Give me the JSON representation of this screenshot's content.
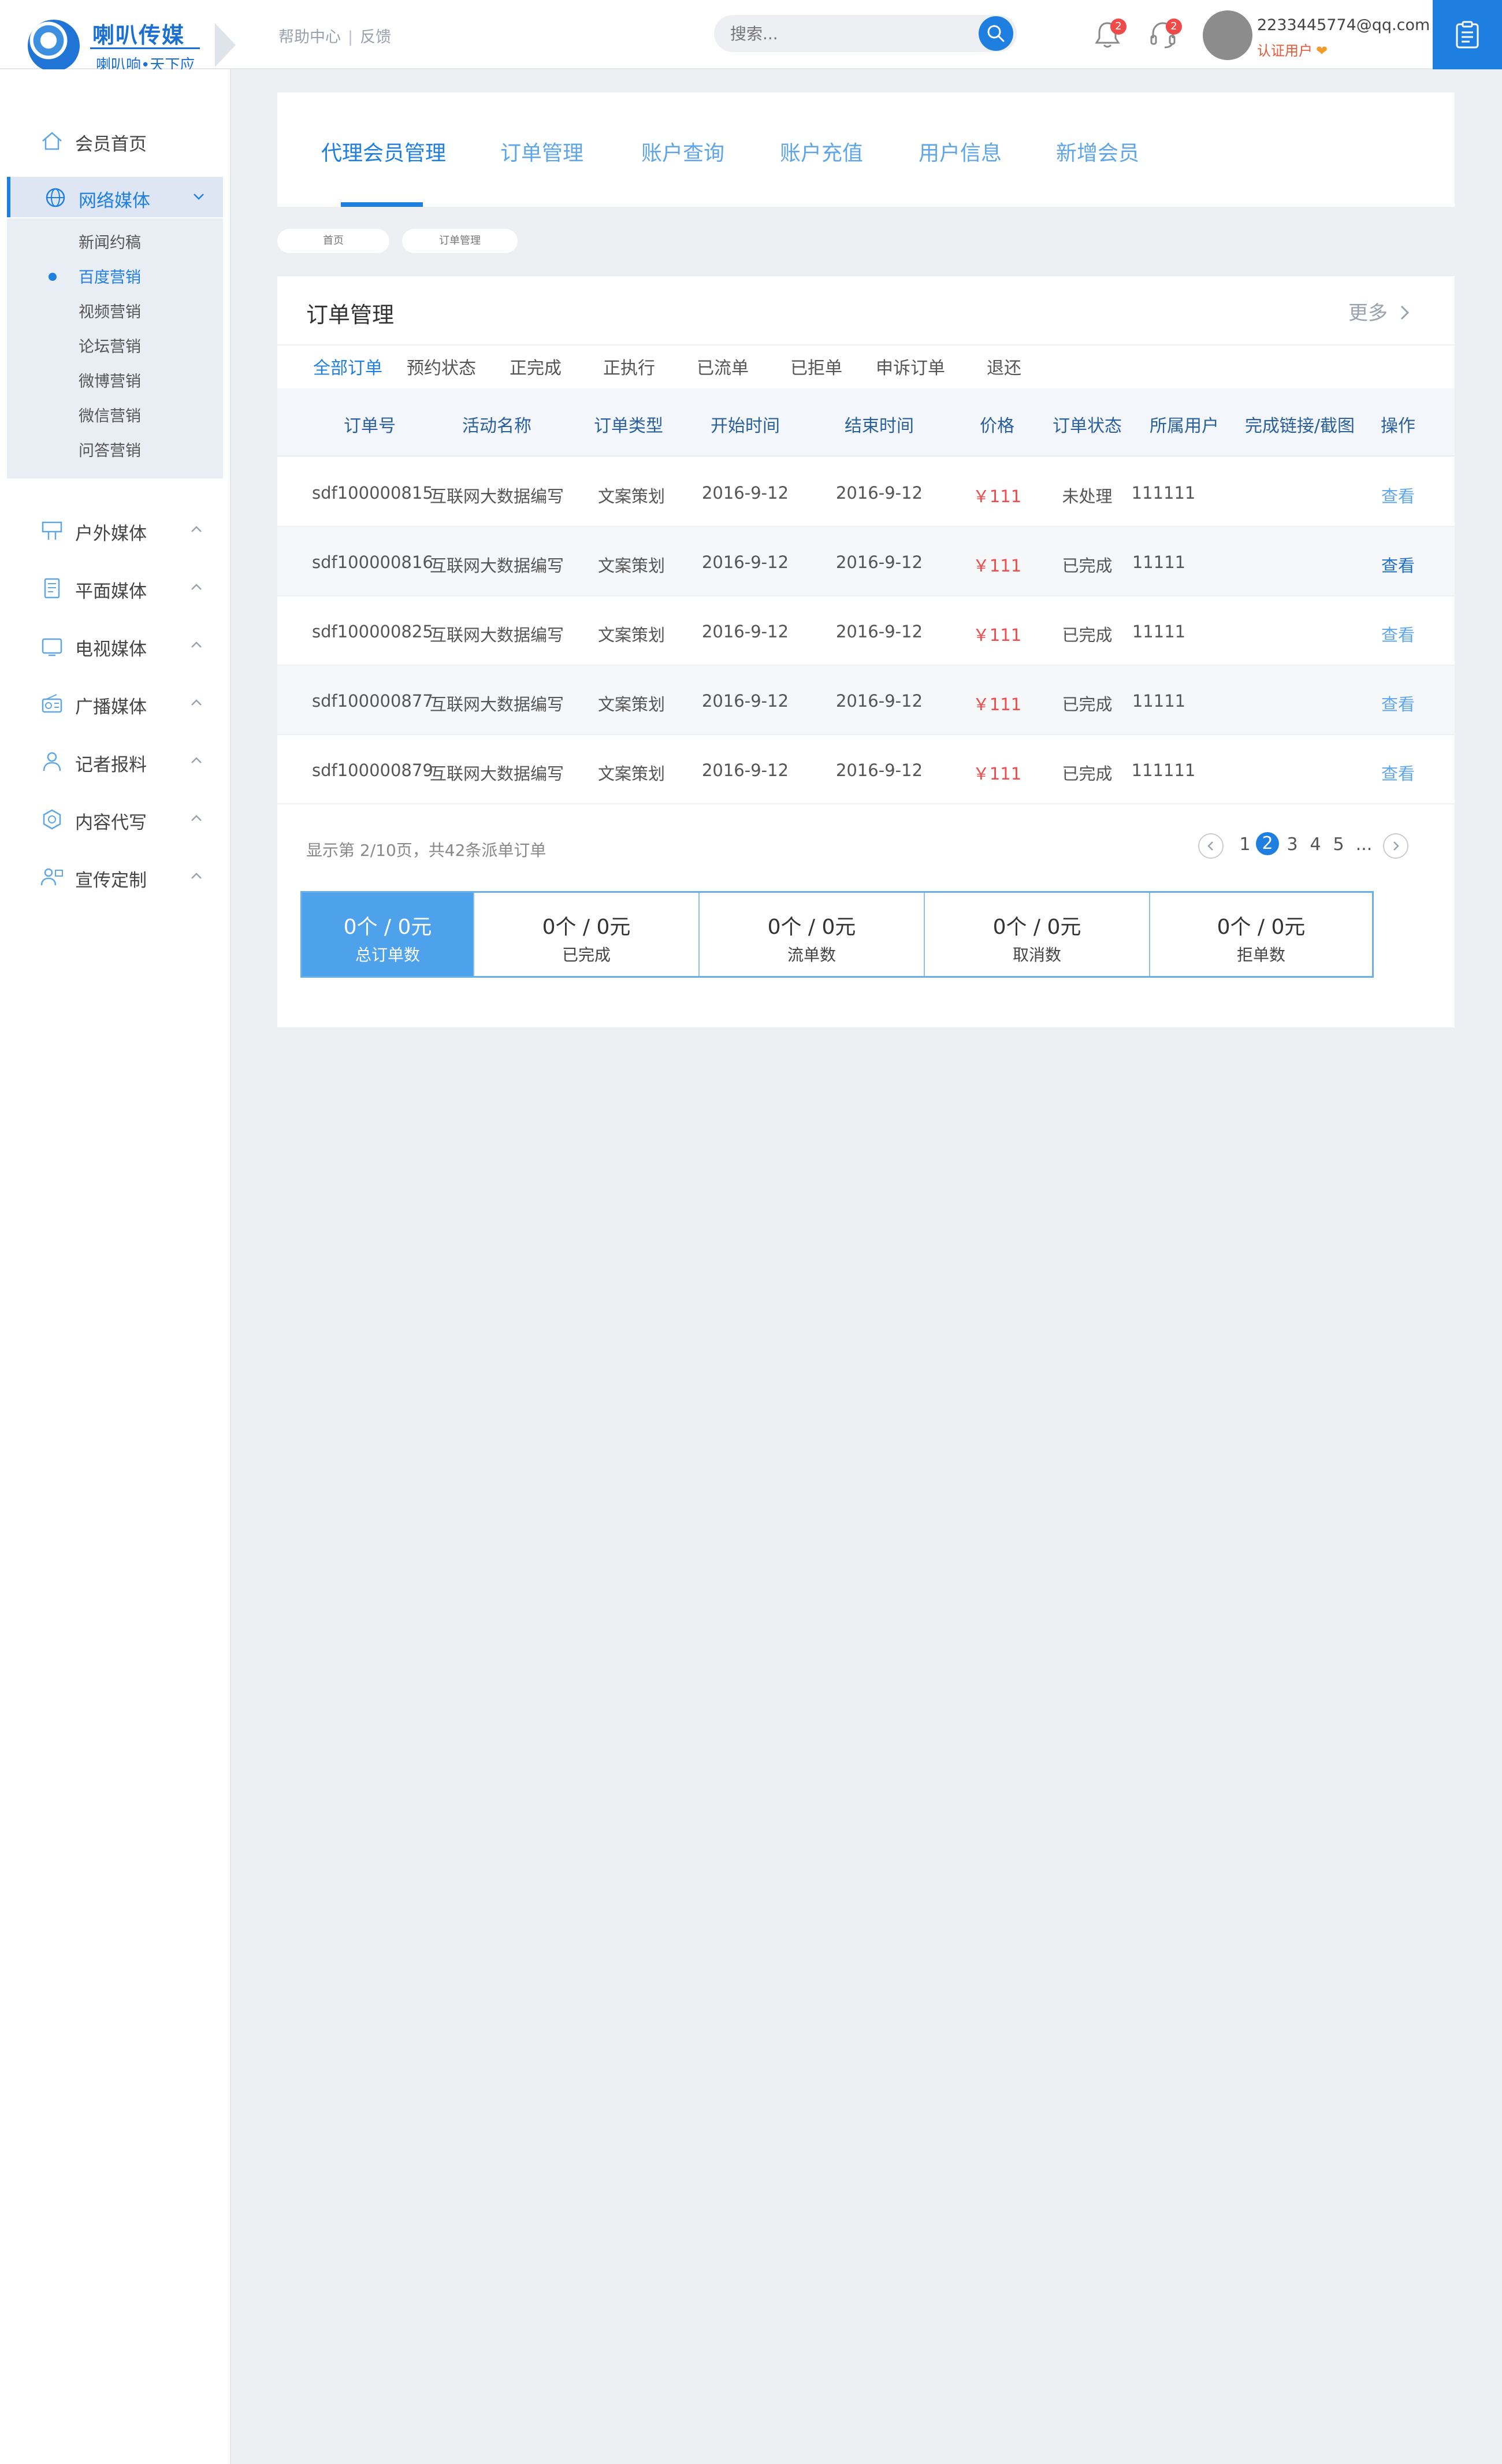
{
  "brand": {
    "name": "喇叭传媒",
    "slogan": "喇叭响•天下应"
  },
  "header": {
    "help": "帮助中心",
    "separator": "|",
    "feedback": "反馈",
    "search_placeholder": "搜索...",
    "bell_count": "2",
    "service_count": "2",
    "user_email": "2233445774@qq.com",
    "user_tag": "认证用户"
  },
  "sidebar": {
    "items": [
      {
        "label": "会员首页"
      },
      {
        "label": "网络媒体"
      },
      {
        "label": "户外媒体"
      },
      {
        "label": "平面媒体"
      },
      {
        "label": "电视媒体"
      },
      {
        "label": "广播媒体"
      },
      {
        "label": "记者报料"
      },
      {
        "label": "内容代写"
      },
      {
        "label": "宣传定制"
      }
    ],
    "submenu": [
      "新闻约稿",
      "百度营销",
      "视频营销",
      "论坛营销",
      "微博营销",
      "微信营销",
      "问答营销"
    ]
  },
  "tabs": [
    "代理会员管理",
    "订单管理",
    "账户查询",
    "账户充值",
    "用户信息",
    "新增会员"
  ],
  "breadcrumb": [
    "首页",
    "订单管理"
  ],
  "orders": {
    "title": "订单管理",
    "more": "更多",
    "filters": [
      "全部订单",
      "预约状态",
      "正完成",
      "正执行",
      "已流单",
      "已拒单",
      "申诉订单",
      "退还"
    ],
    "columns": [
      "订单号",
      "活动名称",
      "订单类型",
      "开始时间",
      "结束时间",
      "价格",
      "订单状态",
      "所属用户",
      "完成链接/截图",
      "操作"
    ],
    "rows": [
      [
        "sdf100000815",
        "互联网大数据编写",
        "文案策划",
        "2016-9-12",
        "2016-9-12",
        "￥111",
        "未处理",
        "111111",
        "",
        "查看"
      ],
      [
        "sdf100000816",
        "互联网大数据编写",
        "文案策划",
        "2016-9-12",
        "2016-9-12",
        "￥111",
        "已完成",
        "11111",
        "",
        "查看"
      ],
      [
        "sdf100000825",
        "互联网大数据编写",
        "文案策划",
        "2016-9-12",
        "2016-9-12",
        "￥111",
        "已完成",
        "11111",
        "",
        "查看"
      ],
      [
        "sdf100000877",
        "互联网大数据编写",
        "文案策划",
        "2016-9-12",
        "2016-9-12",
        "￥111",
        "已完成",
        "11111",
        "",
        "查看"
      ],
      [
        "sdf100000879",
        "互联网大数据编写",
        "文案策划",
        "2016-9-12",
        "2016-9-12",
        "￥111",
        "已完成",
        "111111",
        "",
        "查看"
      ]
    ],
    "page_info": "显示第 2/10页，共42条派单订单",
    "pager": [
      "1",
      "2",
      "3",
      "4",
      "5",
      "..."
    ],
    "stats": [
      {
        "value": "0个 / 0元",
        "label": "总订单数"
      },
      {
        "value": "0个 / 0元",
        "label": "已完成"
      },
      {
        "value": "0个 / 0元",
        "label": "流单数"
      },
      {
        "value": "0个 / 0元",
        "label": "取消数"
      },
      {
        "value": "0个 / 0元",
        "label": "拒单数"
      }
    ]
  },
  "colors": {
    "accent": "#1f7fe0",
    "price": "#f04a4a",
    "link": "#5ea6e8"
  }
}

= = = =

Copy the material above exactly and drop the pictures.

● Exercise response:
Give me the JSON representation of this screenshot's content.
{
  "brand": {
    "name": "喇叭传媒",
    "slogan": "喇叭响•天下应"
  },
  "header": {
    "help": "帮助中心",
    "separator": "|",
    "feedback": "反馈",
    "search_placeholder": "搜索...",
    "bell_count": "2",
    "service_count": "2",
    "user_email": "2233445774@qq.com",
    "user_tag": "认证用户"
  },
  "sidebar": {
    "items": [
      {
        "label": "会员首页"
      },
      {
        "label": "网络媒体"
      },
      {
        "label": "户外媒体"
      },
      {
        "label": "平面媒体"
      },
      {
        "label": "电视媒体"
      },
      {
        "label": "广播媒体"
      },
      {
        "label": "记者报料"
      },
      {
        "label": "内容代写"
      },
      {
        "label": "宣传定制"
      }
    ],
    "submenu": [
      "新闻约稿",
      "百度营销",
      "视频营销",
      "论坛营销",
      "微博营销",
      "微信营销",
      "问答营销"
    ]
  },
  "tabs": [
    "代理会员管理",
    "订单管理",
    "账户查询",
    "账户充值",
    "用户信息",
    "新增会员"
  ],
  "breadcrumb": [
    "首页",
    "订单管理"
  ],
  "orders": {
    "title": "订单管理",
    "more": "更多",
    "filters": [
      "全部订单",
      "预约状态",
      "正完成",
      "正执行",
      "已流单",
      "已拒单",
      "申诉订单",
      "退还"
    ],
    "columns": [
      "订单号",
      "活动名称",
      "订单类型",
      "开始时间",
      "结束时间",
      "价格",
      "订单状态",
      "所属用户",
      "完成链接/截图",
      "操作"
    ],
    "rows": [
      [
        "sdf100000815",
        "互联网大数据编写",
        "文案策划",
        "2016-9-12",
        "2016-9-12",
        "￥111",
        "未处理",
        "111111",
        "",
        "查看"
      ],
      [
        "sdf100000816",
        "互联网大数据编写",
        "文案策划",
        "2016-9-12",
        "2016-9-12",
        "￥111",
        "已完成",
        "11111",
        "",
        "查看"
      ],
      [
        "sdf100000825",
        "互联网大数据编写",
        "文案策划",
        "2016-9-12",
        "2016-9-12",
        "￥111",
        "已完成",
        "11111",
        "",
        "查看"
      ],
      [
        "sdf100000877",
        "互联网大数据编写",
        "文案策划",
        "2016-9-12",
        "2016-9-12",
        "￥111",
        "已完成",
        "11111",
        "",
        "查看"
      ],
      [
        "sdf100000879",
        "互联网大数据编写",
        "文案策划",
        "2016-9-12",
        "2016-9-12",
        "￥111",
        "已完成",
        "111111",
        "",
        "查看"
      ]
    ],
    "page_info": "显示第 2/10页，共42条派单订单",
    "pager": [
      "1",
      "2",
      "3",
      "4",
      "5",
      "..."
    ],
    "stats": [
      {
        "value": "0个 / 0元",
        "label": "总订单数"
      },
      {
        "value": "0个 / 0元",
        "label": "已完成"
      },
      {
        "value": "0个 / 0元",
        "label": "流单数"
      },
      {
        "value": "0个 / 0元",
        "label": "取消数"
      },
      {
        "value": "0个 / 0元",
        "label": "拒单数"
      }
    ]
  },
  "colors": {
    "accent": "#1f7fe0",
    "price": "#f04a4a",
    "link": "#5ea6e8"
  }
}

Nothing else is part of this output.